## Stated task
Print every record below exactly as written.

## Lines of data

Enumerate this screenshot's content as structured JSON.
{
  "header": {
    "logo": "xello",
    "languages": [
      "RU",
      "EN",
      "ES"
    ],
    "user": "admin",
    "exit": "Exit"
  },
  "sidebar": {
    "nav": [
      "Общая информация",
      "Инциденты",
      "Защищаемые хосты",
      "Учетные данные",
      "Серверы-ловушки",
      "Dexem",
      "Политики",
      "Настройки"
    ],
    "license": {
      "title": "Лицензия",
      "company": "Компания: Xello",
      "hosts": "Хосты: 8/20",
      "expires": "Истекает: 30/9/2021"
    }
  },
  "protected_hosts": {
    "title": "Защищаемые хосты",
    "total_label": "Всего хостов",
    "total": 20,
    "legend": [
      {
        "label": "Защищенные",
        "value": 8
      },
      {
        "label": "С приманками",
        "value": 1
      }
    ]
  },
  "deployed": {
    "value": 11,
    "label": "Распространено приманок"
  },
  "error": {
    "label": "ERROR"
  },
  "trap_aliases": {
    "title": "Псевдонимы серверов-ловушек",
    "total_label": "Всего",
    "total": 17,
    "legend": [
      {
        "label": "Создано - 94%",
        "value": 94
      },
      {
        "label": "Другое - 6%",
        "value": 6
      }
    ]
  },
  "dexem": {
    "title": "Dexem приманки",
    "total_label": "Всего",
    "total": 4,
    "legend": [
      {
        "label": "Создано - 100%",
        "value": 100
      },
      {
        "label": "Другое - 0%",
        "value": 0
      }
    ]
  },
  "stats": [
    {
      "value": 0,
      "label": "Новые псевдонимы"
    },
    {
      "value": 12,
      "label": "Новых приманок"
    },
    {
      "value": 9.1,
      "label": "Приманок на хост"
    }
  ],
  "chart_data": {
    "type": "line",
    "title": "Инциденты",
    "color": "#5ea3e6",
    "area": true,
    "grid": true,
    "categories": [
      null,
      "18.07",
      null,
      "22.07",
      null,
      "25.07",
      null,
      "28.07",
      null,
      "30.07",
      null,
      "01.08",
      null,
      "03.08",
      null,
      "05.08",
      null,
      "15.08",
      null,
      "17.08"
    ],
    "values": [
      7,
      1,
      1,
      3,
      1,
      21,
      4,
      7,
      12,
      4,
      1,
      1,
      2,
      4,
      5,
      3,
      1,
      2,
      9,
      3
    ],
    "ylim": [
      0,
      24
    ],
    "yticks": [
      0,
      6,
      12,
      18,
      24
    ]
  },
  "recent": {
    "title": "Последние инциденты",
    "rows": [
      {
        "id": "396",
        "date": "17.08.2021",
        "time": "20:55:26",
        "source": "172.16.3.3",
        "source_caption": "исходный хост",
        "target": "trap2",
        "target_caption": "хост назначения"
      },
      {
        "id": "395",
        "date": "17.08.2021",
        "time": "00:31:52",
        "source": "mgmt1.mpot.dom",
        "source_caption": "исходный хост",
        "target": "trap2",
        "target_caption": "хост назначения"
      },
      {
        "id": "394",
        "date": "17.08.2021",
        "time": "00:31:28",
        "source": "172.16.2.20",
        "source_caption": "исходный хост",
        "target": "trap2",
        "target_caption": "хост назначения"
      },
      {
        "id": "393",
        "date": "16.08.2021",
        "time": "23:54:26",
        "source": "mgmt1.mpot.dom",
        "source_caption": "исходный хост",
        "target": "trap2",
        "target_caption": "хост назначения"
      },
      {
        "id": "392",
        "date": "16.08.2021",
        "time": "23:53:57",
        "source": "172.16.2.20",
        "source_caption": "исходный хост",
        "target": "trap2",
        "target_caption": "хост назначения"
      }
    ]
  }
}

## Correct answer
Enumerate this screenshot's content as structured JSON.
{
  "header": {
    "logo": "xello",
    "languages": [
      "RU",
      "EN",
      "ES"
    ],
    "user": "admin",
    "exit": "Exit"
  },
  "sidebar": {
    "nav": [
      "Общая информация",
      "Инциденты",
      "Защищаемые хосты",
      "Учетные данные",
      "Серверы-ловушки",
      "Dexem",
      "Политики",
      "Настройки"
    ],
    "license": {
      "title": "Лицензия",
      "company": "Компания: Xello",
      "hosts": "Хосты: 8/20",
      "expires": "Истекает: 30/9/2021"
    }
  },
  "protected_hosts": {
    "title": "Защищаемые хосты",
    "total_label": "Всего хостов",
    "total": 20,
    "legend": [
      {
        "label": "Защищенные",
        "value": 8
      },
      {
        "label": "С приманками",
        "value": 1
      }
    ]
  },
  "deployed": {
    "value": 11,
    "label": "Распространено приманок"
  },
  "error": {
    "label": "ERROR"
  },
  "trap_aliases": {
    "title": "Псевдонимы серверов-ловушек",
    "total_label": "Всего",
    "total": 17,
    "legend": [
      {
        "label": "Создано - 94%",
        "value": 94
      },
      {
        "label": "Другое - 6%",
        "value": 6
      }
    ]
  },
  "dexem": {
    "title": "Dexem приманки",
    "total_label": "Всего",
    "total": 4,
    "legend": [
      {
        "label": "Создано - 100%",
        "value": 100
      },
      {
        "label": "Другое - 0%",
        "value": 0
      }
    ]
  },
  "stats": [
    {
      "value": 0,
      "label": "Новые псевдонимы"
    },
    {
      "value": 12,
      "label": "Новых приманок"
    },
    {
      "value": 9.1,
      "label": "Приманок на хост"
    }
  ],
  "chart_data": {
    "type": "line",
    "title": "Инциденты",
    "color": "#5ea3e6",
    "area": true,
    "grid": true,
    "categories": [
      null,
      "18.07",
      null,
      "22.07",
      null,
      "25.07",
      null,
      "28.07",
      null,
      "30.07",
      null,
      "01.08",
      null,
      "03.08",
      null,
      "05.08",
      null,
      "15.08",
      null,
      "17.08"
    ],
    "values": [
      7,
      1,
      1,
      3,
      1,
      21,
      4,
      7,
      12,
      4,
      1,
      1,
      2,
      4,
      5,
      3,
      1,
      2,
      9,
      3
    ],
    "ylim": [
      0,
      24
    ],
    "yticks": [
      0,
      6,
      12,
      18,
      24
    ]
  },
  "recent": {
    "title": "Последние инциденты",
    "rows": [
      {
        "id": "396",
        "date": "17.08.2021",
        "time": "20:55:26",
        "source": "172.16.3.3",
        "source_caption": "исходный хост",
        "target": "trap2",
        "target_caption": "хост назначения"
      },
      {
        "id": "395",
        "date": "17.08.2021",
        "time": "00:31:52",
        "source": "mgmt1.mpot.dom",
        "source_caption": "исходный хост",
        "target": "trap2",
        "target_caption": "хост назначения"
      },
      {
        "id": "394",
        "date": "17.08.2021",
        "time": "00:31:28",
        "source": "172.16.2.20",
        "source_caption": "исходный хост",
        "target": "trap2",
        "target_caption": "хост назначения"
      },
      {
        "id": "393",
        "date": "16.08.2021",
        "time": "23:54:26",
        "source": "mgmt1.mpot.dom",
        "source_caption": "исходный хост",
        "target": "trap2",
        "target_caption": "хост назначения"
      },
      {
        "id": "392",
        "date": "16.08.2021",
        "time": "23:53:57",
        "source": "172.16.2.20",
        "source_caption": "исходный хост",
        "target": "trap2",
        "target_caption": "хост назначения"
      }
    ]
  }
}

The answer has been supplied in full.